Exercise brief: Search the records for the word "işaretlenir" and pick out every line that has it.

= = = = = = =

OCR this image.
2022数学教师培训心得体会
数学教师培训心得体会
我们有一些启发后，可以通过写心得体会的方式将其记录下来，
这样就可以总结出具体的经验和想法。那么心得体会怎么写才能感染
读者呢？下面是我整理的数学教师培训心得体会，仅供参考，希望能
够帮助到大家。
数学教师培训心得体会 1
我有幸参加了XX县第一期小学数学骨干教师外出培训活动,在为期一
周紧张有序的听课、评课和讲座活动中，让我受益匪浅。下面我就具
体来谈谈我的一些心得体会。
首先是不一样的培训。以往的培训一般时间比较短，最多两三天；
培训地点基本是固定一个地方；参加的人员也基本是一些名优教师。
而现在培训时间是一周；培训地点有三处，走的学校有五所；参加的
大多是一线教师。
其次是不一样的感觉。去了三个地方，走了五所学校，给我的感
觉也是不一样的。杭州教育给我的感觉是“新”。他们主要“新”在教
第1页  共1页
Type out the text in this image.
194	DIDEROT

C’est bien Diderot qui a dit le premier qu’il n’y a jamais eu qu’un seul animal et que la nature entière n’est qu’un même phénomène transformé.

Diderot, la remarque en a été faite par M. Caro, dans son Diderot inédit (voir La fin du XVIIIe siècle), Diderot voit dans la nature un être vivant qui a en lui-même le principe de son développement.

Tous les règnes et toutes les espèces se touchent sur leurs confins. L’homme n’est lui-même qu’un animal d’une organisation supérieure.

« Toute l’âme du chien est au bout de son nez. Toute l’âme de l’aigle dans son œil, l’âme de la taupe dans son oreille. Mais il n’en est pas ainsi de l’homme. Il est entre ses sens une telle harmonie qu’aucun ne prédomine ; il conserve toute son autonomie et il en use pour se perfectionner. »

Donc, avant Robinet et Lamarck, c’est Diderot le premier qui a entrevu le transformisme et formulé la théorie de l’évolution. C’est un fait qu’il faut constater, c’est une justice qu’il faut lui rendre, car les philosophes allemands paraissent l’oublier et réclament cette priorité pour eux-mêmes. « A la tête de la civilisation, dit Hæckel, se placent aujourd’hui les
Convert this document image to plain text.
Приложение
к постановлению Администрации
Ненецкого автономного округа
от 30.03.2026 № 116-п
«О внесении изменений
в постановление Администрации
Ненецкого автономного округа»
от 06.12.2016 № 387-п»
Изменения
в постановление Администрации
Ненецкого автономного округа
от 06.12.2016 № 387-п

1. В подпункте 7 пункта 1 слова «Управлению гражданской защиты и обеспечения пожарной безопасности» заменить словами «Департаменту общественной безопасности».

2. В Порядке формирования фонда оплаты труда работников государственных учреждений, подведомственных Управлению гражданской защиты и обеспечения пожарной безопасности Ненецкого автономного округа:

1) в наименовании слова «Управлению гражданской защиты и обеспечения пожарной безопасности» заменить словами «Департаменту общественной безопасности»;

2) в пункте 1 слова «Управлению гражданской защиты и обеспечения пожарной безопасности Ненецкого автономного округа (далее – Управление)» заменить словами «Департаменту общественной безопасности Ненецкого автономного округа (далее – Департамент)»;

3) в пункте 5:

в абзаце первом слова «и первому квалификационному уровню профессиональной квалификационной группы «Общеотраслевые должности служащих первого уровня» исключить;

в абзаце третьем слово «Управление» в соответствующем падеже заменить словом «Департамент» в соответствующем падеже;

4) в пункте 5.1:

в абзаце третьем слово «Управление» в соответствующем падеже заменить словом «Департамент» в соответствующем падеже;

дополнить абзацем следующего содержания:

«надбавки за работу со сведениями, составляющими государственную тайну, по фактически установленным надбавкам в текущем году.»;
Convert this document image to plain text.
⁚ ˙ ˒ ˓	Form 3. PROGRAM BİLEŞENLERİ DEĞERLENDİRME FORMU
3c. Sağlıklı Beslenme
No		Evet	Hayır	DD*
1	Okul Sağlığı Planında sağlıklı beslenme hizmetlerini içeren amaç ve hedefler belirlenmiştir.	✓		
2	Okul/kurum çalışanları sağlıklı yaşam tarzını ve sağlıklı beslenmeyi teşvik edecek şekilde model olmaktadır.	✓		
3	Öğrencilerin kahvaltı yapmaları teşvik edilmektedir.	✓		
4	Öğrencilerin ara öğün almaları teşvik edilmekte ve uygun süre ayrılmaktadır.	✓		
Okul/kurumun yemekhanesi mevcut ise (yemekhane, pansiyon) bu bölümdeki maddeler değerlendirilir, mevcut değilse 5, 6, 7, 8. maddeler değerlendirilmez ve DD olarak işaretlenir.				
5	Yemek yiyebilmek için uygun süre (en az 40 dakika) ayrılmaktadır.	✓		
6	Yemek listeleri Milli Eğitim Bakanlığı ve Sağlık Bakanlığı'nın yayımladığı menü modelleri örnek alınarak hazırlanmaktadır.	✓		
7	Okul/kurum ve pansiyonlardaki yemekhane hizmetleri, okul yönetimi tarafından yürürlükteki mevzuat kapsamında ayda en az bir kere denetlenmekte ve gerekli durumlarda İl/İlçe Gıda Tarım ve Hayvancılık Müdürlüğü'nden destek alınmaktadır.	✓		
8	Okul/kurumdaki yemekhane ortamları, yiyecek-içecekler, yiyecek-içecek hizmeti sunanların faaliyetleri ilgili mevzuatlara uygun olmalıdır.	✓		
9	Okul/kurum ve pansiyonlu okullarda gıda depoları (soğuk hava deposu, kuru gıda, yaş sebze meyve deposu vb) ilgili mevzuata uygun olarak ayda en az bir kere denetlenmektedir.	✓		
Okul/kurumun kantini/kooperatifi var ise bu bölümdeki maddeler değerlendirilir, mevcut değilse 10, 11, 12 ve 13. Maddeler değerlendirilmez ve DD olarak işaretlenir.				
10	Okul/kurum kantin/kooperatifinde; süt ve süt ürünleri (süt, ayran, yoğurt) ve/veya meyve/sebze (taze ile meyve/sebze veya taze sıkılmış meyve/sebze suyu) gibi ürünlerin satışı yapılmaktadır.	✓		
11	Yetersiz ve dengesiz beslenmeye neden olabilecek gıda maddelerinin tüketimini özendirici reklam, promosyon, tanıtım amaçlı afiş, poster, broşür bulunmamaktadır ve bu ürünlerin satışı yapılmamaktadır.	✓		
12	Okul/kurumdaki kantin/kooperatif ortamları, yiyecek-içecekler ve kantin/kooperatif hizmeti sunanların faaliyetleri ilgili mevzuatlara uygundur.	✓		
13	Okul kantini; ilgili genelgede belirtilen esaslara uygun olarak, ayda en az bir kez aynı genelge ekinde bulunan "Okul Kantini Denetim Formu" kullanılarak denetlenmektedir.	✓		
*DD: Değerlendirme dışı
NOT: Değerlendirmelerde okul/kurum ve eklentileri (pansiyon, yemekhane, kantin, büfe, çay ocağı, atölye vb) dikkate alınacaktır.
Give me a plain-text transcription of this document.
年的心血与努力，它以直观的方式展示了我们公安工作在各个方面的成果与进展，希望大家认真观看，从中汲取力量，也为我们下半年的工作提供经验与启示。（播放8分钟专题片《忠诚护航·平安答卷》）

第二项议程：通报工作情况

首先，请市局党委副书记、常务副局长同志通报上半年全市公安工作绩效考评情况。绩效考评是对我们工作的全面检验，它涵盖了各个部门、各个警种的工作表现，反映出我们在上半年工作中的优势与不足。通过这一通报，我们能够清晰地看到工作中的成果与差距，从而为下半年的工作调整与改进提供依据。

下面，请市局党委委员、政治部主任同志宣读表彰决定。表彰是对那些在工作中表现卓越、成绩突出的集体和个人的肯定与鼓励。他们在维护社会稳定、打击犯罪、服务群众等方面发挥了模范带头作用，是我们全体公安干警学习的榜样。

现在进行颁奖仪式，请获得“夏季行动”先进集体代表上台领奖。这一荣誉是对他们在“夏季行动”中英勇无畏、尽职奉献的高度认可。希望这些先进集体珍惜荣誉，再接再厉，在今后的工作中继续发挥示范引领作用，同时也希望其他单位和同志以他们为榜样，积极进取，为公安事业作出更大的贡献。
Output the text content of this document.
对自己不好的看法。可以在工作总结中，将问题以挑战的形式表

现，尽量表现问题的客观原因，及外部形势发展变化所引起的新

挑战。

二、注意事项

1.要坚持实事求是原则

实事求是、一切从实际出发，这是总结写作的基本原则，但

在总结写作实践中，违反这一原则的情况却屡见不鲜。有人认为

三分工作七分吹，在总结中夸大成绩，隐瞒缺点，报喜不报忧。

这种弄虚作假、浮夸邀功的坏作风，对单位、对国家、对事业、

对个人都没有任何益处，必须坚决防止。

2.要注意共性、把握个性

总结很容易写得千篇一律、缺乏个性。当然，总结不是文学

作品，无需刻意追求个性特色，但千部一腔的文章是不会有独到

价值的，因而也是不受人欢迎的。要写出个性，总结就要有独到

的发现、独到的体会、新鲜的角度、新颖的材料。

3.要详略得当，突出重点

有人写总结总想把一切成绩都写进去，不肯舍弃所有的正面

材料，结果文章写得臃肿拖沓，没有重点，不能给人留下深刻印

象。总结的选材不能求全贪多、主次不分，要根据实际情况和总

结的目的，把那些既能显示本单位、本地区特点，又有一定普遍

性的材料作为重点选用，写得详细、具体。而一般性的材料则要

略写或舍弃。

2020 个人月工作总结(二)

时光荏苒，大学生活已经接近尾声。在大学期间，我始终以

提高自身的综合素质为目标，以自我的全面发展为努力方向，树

= = = = = = =

Response to the exercise:
Okul/kurumun yemekhanesi mevcut ise (yemekhane, pansiyon) bu bölümdeki maddeler değerlendirilir, mevcut değilse 5, 6, 7, 8. maddeler değerlendirilmez ve DD olarak işaretlenir.				
Okul/kurumun kantini/kooperatifi var ise bu bölümdeki maddeler değerlendirilir, mevcut değilse 10, 11, 12 ve 13. Maddeler değerlendirilmez ve DD olarak işaretlenir.				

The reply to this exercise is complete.